▸ **WORK TO COMPLETE**: Of all the lines in the records below, how many hold the word "anni"? Give the number alone.

** begin RECORDS SHOWN **

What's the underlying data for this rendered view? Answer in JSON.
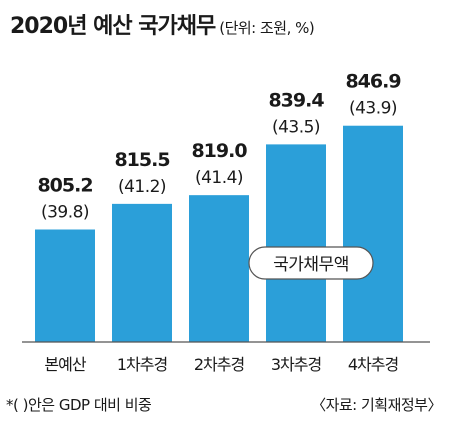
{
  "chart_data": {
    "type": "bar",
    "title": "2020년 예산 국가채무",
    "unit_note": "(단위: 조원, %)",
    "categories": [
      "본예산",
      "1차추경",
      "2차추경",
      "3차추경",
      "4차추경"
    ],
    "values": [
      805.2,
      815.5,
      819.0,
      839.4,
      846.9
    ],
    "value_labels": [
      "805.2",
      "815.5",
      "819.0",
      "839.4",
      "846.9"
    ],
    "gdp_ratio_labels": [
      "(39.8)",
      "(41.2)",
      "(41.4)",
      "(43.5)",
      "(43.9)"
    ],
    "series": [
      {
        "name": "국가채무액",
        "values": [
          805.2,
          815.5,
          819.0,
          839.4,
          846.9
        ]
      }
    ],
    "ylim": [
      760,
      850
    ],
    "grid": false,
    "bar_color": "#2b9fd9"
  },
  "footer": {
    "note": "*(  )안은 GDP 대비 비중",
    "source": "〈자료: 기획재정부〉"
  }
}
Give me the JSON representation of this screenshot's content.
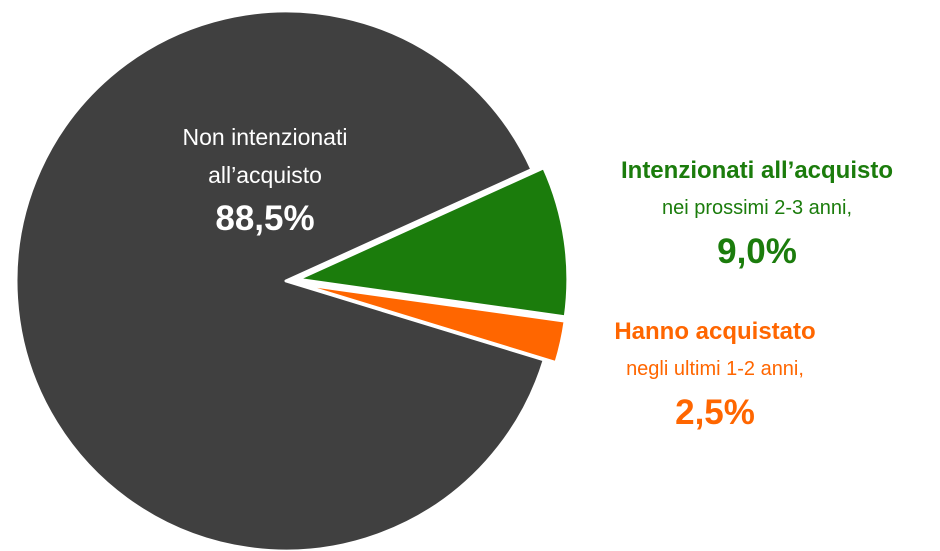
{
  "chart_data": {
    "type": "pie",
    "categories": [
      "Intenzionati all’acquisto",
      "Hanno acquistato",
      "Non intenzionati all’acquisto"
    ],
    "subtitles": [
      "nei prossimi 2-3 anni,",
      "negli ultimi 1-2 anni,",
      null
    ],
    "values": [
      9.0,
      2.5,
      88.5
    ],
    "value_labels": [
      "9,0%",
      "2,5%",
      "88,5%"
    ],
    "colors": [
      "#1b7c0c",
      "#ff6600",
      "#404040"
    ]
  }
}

** end RECORDS SHOWN **

▸ **SOLUTION BELOW**: 2